— BEGIN Record extracts —

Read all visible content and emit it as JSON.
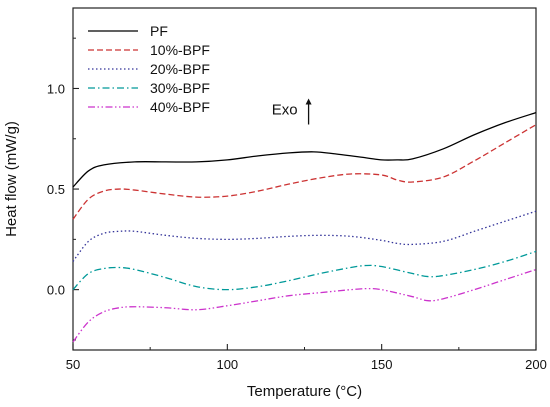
{
  "chart_data": {
    "type": "line",
    "xlabel": "Temperature (°C)",
    "ylabel": "Heat flow (mW/g)",
    "xlim": [
      50,
      200
    ],
    "ylim": [
      -0.3,
      1.4
    ],
    "x_ticks": [
      50,
      100,
      150,
      200
    ],
    "y_ticks": [
      0.0,
      0.5,
      1.0
    ],
    "y_tick_labels": [
      "0.0",
      "0.5",
      "1.0"
    ],
    "grid": false,
    "legend_position": "top-left",
    "annotation": {
      "text": "Exo",
      "arrow": "up",
      "x": 126,
      "y": 0.97
    },
    "series": [
      {
        "name": "PF",
        "color": "#000000",
        "dash": "solid",
        "x": [
          50,
          55,
          60,
          70,
          80,
          90,
          100,
          110,
          120,
          128,
          135,
          145,
          150,
          155,
          160,
          170,
          180,
          190,
          200
        ],
        "y": [
          0.51,
          0.59,
          0.62,
          0.635,
          0.635,
          0.635,
          0.645,
          0.665,
          0.68,
          0.685,
          0.675,
          0.655,
          0.645,
          0.645,
          0.65,
          0.7,
          0.77,
          0.83,
          0.88
        ]
      },
      {
        "name": "10%-BPF",
        "color": "#cc3333",
        "dash": "dashed",
        "x": [
          50,
          55,
          60,
          65,
          70,
          80,
          90,
          100,
          110,
          120,
          130,
          140,
          150,
          155,
          160,
          170,
          180,
          190,
          200
        ],
        "y": [
          0.35,
          0.45,
          0.49,
          0.5,
          0.495,
          0.475,
          0.46,
          0.465,
          0.49,
          0.525,
          0.555,
          0.575,
          0.57,
          0.545,
          0.535,
          0.56,
          0.64,
          0.73,
          0.82
        ]
      },
      {
        "name": "20%-BPF",
        "color": "#333399",
        "dash": "dotted",
        "x": [
          50,
          55,
          60,
          65,
          70,
          80,
          90,
          100,
          110,
          120,
          130,
          140,
          150,
          155,
          160,
          170,
          180,
          190,
          200
        ],
        "y": [
          0.14,
          0.24,
          0.28,
          0.29,
          0.29,
          0.27,
          0.255,
          0.25,
          0.255,
          0.265,
          0.27,
          0.265,
          0.245,
          0.23,
          0.225,
          0.24,
          0.29,
          0.34,
          0.39
        ]
      },
      {
        "name": "30%-BPF",
        "color": "#009999",
        "dash": "dashdot",
        "x": [
          50,
          55,
          60,
          65,
          70,
          80,
          90,
          100,
          110,
          120,
          130,
          140,
          145,
          150,
          160,
          165,
          170,
          180,
          190,
          200
        ],
        "y": [
          0.0,
          0.08,
          0.105,
          0.11,
          0.1,
          0.06,
          0.015,
          0.0,
          0.015,
          0.045,
          0.08,
          0.11,
          0.12,
          0.115,
          0.08,
          0.065,
          0.07,
          0.1,
          0.14,
          0.19
        ]
      },
      {
        "name": "40%-BPF",
        "color": "#cc33cc",
        "dash": "dashdotdot",
        "x": [
          50,
          55,
          60,
          65,
          70,
          80,
          90,
          100,
          110,
          120,
          130,
          140,
          145,
          150,
          160,
          165,
          170,
          180,
          190,
          200
        ],
        "y": [
          -0.26,
          -0.16,
          -0.11,
          -0.09,
          -0.085,
          -0.09,
          -0.1,
          -0.08,
          -0.055,
          -0.03,
          -0.015,
          0.0,
          0.005,
          0.0,
          -0.035,
          -0.055,
          -0.045,
          0.0,
          0.05,
          0.1
        ]
      }
    ]
  }
}
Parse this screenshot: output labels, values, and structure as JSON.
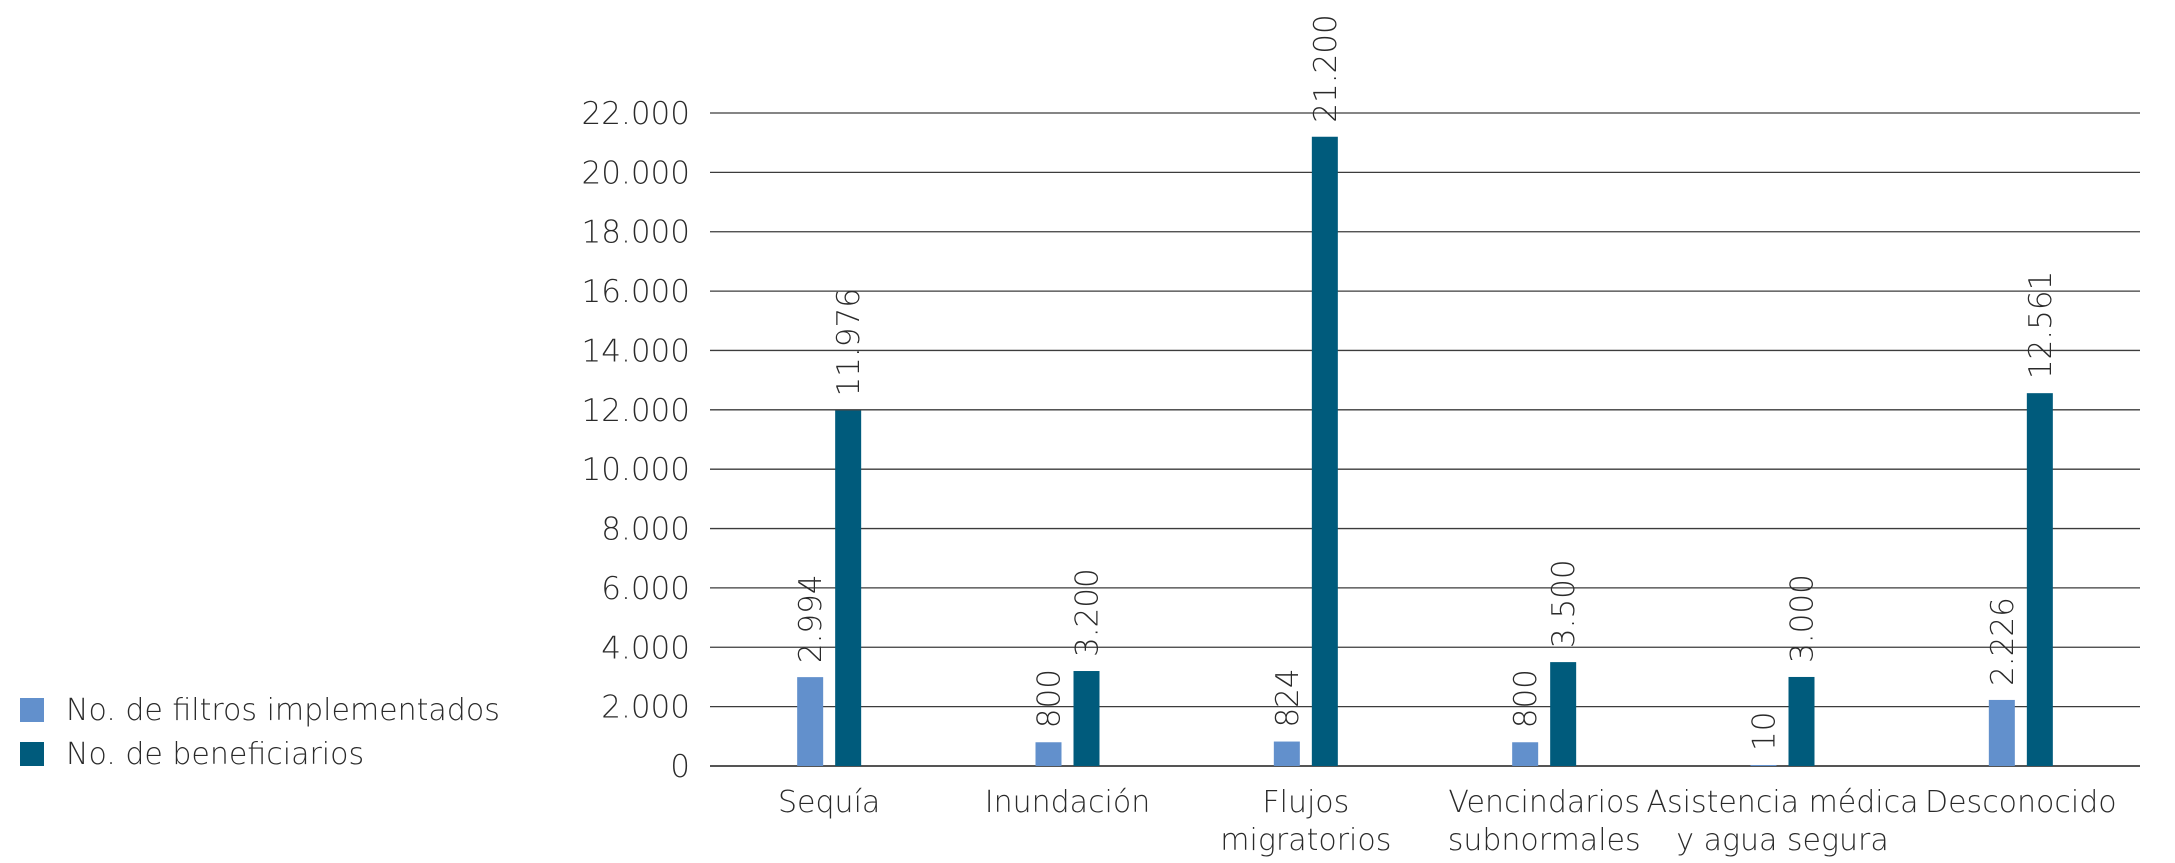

— END Record extracts —

The request: Give back every line exactly as it stands, pictures excluded.

Correct response:
Read all visible content and emit it as JSON.
{
  "chart_data": {
    "type": "line",
    "xlabel": "Temperature (°C)",
    "ylabel": "Heat flow (mW/g)",
    "xlim": [
      50,
      200
    ],
    "ylim": [
      -0.3,
      1.4
    ],
    "x_ticks": [
      50,
      100,
      150,
      200
    ],
    "y_ticks": [
      0.0,
      0.5,
      1.0
    ],
    "y_tick_labels": [
      "0.0",
      "0.5",
      "1.0"
    ],
    "grid": false,
    "legend_position": "top-left",
    "annotation": {
      "text": "Exo",
      "arrow": "up",
      "x": 126,
      "y": 0.97
    },
    "series": [
      {
        "name": "PF",
        "color": "#000000",
        "dash": "solid",
        "x": [
          50,
          55,
          60,
          70,
          80,
          90,
          100,
          110,
          120,
          128,
          135,
          145,
          150,
          155,
          160,
          170,
          180,
          190,
          200
        ],
        "y": [
          0.51,
          0.59,
          0.62,
          0.635,
          0.635,
          0.635,
          0.645,
          0.665,
          0.68,
          0.685,
          0.675,
          0.655,
          0.645,
          0.645,
          0.65,
          0.7,
          0.77,
          0.83,
          0.88
        ]
      },
      {
        "name": "10%-BPF",
        "color": "#cc3333",
        "dash": "dashed",
        "x": [
          50,
          55,
          60,
          65,
          70,
          80,
          90,
          100,
          110,
          120,
          130,
          140,
          150,
          155,
          160,
          170,
          180,
          190,
          200
        ],
        "y": [
          0.35,
          0.45,
          0.49,
          0.5,
          0.495,
          0.475,
          0.46,
          0.465,
          0.49,
          0.525,
          0.555,
          0.575,
          0.57,
          0.545,
          0.535,
          0.56,
          0.64,
          0.73,
          0.82
        ]
      },
      {
        "name": "20%-BPF",
        "color": "#333399",
        "dash": "dotted",
        "x": [
          50,
          55,
          60,
          65,
          70,
          80,
          90,
          100,
          110,
          120,
          130,
          140,
          150,
          155,
          160,
          170,
          180,
          190,
          200
        ],
        "y": [
          0.14,
          0.24,
          0.28,
          0.29,
          0.29,
          0.27,
          0.255,
          0.25,
          0.255,
          0.265,
          0.27,
          0.265,
          0.245,
          0.23,
          0.225,
          0.24,
          0.29,
          0.34,
          0.39
        ]
      },
      {
        "name": "30%-BPF",
        "color": "#009999",
        "dash": "dashdot",
        "x": [
          50,
          55,
          60,
          65,
          70,
          80,
          90,
          100,
          110,
          120,
          130,
          140,
          145,
          150,
          160,
          165,
          170,
          180,
          190,
          200
        ],
        "y": [
          0.0,
          0.08,
          0.105,
          0.11,
          0.1,
          0.06,
          0.015,
          0.0,
          0.015,
          0.045,
          0.08,
          0.11,
          0.12,
          0.115,
          0.08,
          0.065,
          0.07,
          0.1,
          0.14,
          0.19
        ]
      },
      {
        "name": "40%-BPF",
        "color": "#cc33cc",
        "dash": "dashdotdot",
        "x": [
          50,
          55,
          60,
          65,
          70,
          80,
          90,
          100,
          110,
          120,
          130,
          140,
          145,
          150,
          160,
          165,
          170,
          180,
          190,
          200
        ],
        "y": [
          -0.26,
          -0.16,
          -0.11,
          -0.09,
          -0.085,
          -0.09,
          -0.1,
          -0.08,
          -0.055,
          -0.03,
          -0.015,
          0.0,
          0.005,
          0.0,
          -0.035,
          -0.055,
          -0.045,
          0.0,
          0.05,
          0.1
        ]
      }
    ]
  }
}
Parse this screenshot: output labels, values, and structure as JSON.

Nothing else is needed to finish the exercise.